§ DESCRIPTION OF THE TASK: Give the data a second time, exactly and in full.

>> START

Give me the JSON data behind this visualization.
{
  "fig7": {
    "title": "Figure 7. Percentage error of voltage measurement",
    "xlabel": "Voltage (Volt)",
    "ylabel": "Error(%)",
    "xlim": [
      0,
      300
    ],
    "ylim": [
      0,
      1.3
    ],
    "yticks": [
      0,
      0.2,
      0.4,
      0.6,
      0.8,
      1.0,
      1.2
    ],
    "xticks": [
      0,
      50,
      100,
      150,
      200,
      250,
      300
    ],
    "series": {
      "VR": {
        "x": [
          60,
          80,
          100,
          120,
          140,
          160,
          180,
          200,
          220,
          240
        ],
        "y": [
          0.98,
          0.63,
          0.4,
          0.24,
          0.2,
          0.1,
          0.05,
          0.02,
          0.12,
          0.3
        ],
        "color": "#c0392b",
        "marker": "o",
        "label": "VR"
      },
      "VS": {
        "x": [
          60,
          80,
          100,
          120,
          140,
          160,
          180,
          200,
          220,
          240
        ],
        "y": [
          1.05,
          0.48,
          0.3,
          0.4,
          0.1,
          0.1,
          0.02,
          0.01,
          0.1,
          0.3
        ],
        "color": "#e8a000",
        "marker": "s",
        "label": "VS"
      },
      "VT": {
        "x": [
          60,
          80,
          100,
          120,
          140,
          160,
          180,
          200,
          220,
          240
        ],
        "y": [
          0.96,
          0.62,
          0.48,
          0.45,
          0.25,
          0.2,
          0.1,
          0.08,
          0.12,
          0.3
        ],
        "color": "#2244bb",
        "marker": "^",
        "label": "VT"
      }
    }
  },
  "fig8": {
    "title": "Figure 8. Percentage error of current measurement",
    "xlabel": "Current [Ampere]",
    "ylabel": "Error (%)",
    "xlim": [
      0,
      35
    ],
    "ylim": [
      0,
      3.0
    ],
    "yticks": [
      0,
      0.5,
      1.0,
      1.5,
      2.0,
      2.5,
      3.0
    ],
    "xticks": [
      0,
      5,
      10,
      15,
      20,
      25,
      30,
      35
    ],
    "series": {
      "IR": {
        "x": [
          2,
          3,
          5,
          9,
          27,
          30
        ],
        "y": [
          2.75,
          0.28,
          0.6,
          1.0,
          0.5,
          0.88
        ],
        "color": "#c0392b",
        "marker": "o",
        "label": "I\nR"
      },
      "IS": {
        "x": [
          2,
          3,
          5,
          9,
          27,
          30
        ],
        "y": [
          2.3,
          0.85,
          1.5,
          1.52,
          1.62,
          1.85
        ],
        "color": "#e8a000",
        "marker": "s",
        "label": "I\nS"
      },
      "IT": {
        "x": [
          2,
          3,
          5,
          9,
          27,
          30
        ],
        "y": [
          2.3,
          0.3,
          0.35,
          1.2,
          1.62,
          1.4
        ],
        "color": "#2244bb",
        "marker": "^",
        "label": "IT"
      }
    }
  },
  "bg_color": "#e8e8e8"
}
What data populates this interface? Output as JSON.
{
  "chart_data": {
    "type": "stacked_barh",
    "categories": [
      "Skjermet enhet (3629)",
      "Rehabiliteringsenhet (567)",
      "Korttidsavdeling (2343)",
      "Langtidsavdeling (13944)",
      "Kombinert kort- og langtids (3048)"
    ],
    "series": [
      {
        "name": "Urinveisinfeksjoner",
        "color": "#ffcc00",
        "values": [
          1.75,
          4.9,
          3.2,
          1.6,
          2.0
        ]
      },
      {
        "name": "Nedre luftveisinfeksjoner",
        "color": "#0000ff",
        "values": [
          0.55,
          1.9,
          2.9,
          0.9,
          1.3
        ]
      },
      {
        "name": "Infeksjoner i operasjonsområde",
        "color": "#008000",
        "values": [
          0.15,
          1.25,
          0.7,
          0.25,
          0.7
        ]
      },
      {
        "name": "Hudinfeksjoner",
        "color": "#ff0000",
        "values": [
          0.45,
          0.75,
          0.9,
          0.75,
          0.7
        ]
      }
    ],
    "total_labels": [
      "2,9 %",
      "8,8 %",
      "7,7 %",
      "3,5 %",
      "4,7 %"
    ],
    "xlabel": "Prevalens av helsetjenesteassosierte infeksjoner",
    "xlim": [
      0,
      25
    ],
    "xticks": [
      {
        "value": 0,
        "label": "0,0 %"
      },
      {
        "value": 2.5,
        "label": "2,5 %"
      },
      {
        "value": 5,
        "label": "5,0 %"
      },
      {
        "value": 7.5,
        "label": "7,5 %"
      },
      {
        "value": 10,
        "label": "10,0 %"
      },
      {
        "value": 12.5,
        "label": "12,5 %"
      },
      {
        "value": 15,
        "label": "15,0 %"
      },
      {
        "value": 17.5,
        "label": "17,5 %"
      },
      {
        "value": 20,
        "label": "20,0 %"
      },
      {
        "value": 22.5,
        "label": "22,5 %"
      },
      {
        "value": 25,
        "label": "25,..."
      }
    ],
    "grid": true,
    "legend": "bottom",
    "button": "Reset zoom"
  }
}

>> END

§ RESPONSE TO THE EXERCISE:
Give me the JSON data behind this visualization.
{
  "fig7": {
    "title": "Figure 7. Percentage error of voltage measurement",
    "xlabel": "Voltage (Volt)",
    "ylabel": "Error(%)",
    "xlim": [
      0,
      300
    ],
    "ylim": [
      0,
      1.3
    ],
    "yticks": [
      0,
      0.2,
      0.4,
      0.6,
      0.8,
      1.0,
      1.2
    ],
    "xticks": [
      0,
      50,
      100,
      150,
      200,
      250,
      300
    ],
    "series": {
      "VR": {
        "x": [
          60,
          80,
          100,
          120,
          140,
          160,
          180,
          200,
          220,
          240
        ],
        "y": [
          0.98,
          0.63,
          0.4,
          0.24,
          0.2,
          0.1,
          0.05,
          0.02,
          0.12,
          0.3
        ],
        "color": "#c0392b",
        "marker": "o",
        "label": "VR"
      },
      "VS": {
        "x": [
          60,
          80,
          100,
          120,
          140,
          160,
          180,
          200,
          220,
          240
        ],
        "y": [
          1.05,
          0.48,
          0.3,
          0.4,
          0.1,
          0.1,
          0.02,
          0.01,
          0.1,
          0.3
        ],
        "color": "#e8a000",
        "marker": "s",
        "label": "VS"
      },
      "VT": {
        "x": [
          60,
          80,
          100,
          120,
          140,
          160,
          180,
          200,
          220,
          240
        ],
        "y": [
          0.96,
          0.62,
          0.48,
          0.45,
          0.25,
          0.2,
          0.1,
          0.08,
          0.12,
          0.3
        ],
        "color": "#2244bb",
        "marker": "^",
        "label": "VT"
      }
    }
  },
  "fig8": {
    "title": "Figure 8. Percentage error of current measurement",
    "xlabel": "Current [Ampere]",
    "ylabel": "Error (%)",
    "xlim": [
      0,
      35
    ],
    "ylim": [
      0,
      3.0
    ],
    "yticks": [
      0,
      0.5,
      1.0,
      1.5,
      2.0,
      2.5,
      3.0
    ],
    "xticks": [
      0,
      5,
      10,
      15,
      20,
      25,
      30,
      35
    ],
    "series": {
      "IR": {
        "x": [
          2,
          3,
          5,
          9,
          27,
          30
        ],
        "y": [
          2.75,
          0.28,
          0.6,
          1.0,
          0.5,
          0.88
        ],
        "color": "#c0392b",
        "marker": "o",
        "label": "I\nR"
      },
      "IS": {
        "x": [
          2,
          3,
          5,
          9,
          27,
          30
        ],
        "y": [
          2.3,
          0.85,
          1.5,
          1.52,
          1.62,
          1.85
        ],
        "color": "#e8a000",
        "marker": "s",
        "label": "I\nS"
      },
      "IT": {
        "x": [
          2,
          3,
          5,
          9,
          27,
          30
        ],
        "y": [
          2.3,
          0.3,
          0.35,
          1.2,
          1.62,
          1.4
        ],
        "color": "#2244bb",
        "marker": "^",
        "label": "IT"
      }
    }
  },
  "bg_color": "#e8e8e8"
}
What data populates this interface? Output as JSON.
{
  "chart_data": {
    "type": "stacked_barh",
    "categories": [
      "Skjermet enhet (3629)",
      "Rehabiliteringsenhet (567)",
      "Korttidsavdeling (2343)",
      "Langtidsavdeling (13944)",
      "Kombinert kort- og langtids (3048)"
    ],
    "series": [
      {
        "name": "Urinveisinfeksjoner",
        "color": "#ffcc00",
        "values": [
          1.75,
          4.9,
          3.2,
          1.6,
          2.0
        ]
      },
      {
        "name": "Nedre luftveisinfeksjoner",
        "color": "#0000ff",
        "values": [
          0.55,
          1.9,
          2.9,
          0.9,
          1.3
        ]
      },
      {
        "name": "Infeksjoner i operasjonsområde",
        "color": "#008000",
        "values": [
          0.15,
          1.25,
          0.7,
          0.25,
          0.7
        ]
      },
      {
        "name": "Hudinfeksjoner",
        "color": "#ff0000",
        "values": [
          0.45,
          0.75,
          0.9,
          0.75,
          0.7
        ]
      }
    ],
    "total_labels": [
      "2,9 %",
      "8,8 %",
      "7,7 %",
      "3,5 %",
      "4,7 %"
    ],
    "xlabel": "Prevalens av helsetjenesteassosierte infeksjoner",
    "xlim": [
      0,
      25
    ],
    "xticks": [
      {
        "value": 0,
        "label": "0,0 %"
      },
      {
        "value": 2.5,
        "label": "2,5 %"
      },
      {
        "value": 5,
        "label": "5,0 %"
      },
      {
        "value": 7.5,
        "label": "7,5 %"
      },
      {
        "value": 10,
        "label": "10,0 %"
      },
      {
        "value": 12.5,
        "label": "12,5 %"
      },
      {
        "value": 15,
        "label": "15,0 %"
      },
      {
        "value": 17.5,
        "label": "17,5 %"
      },
      {
        "value": 20,
        "label": "20,0 %"
      },
      {
        "value": 22.5,
        "label": "22,5 %"
      },
      {
        "value": 25,
        "label": "25,..."
      }
    ],
    "grid": true,
    "legend": "bottom",
    "button": "Reset zoom"
  }
}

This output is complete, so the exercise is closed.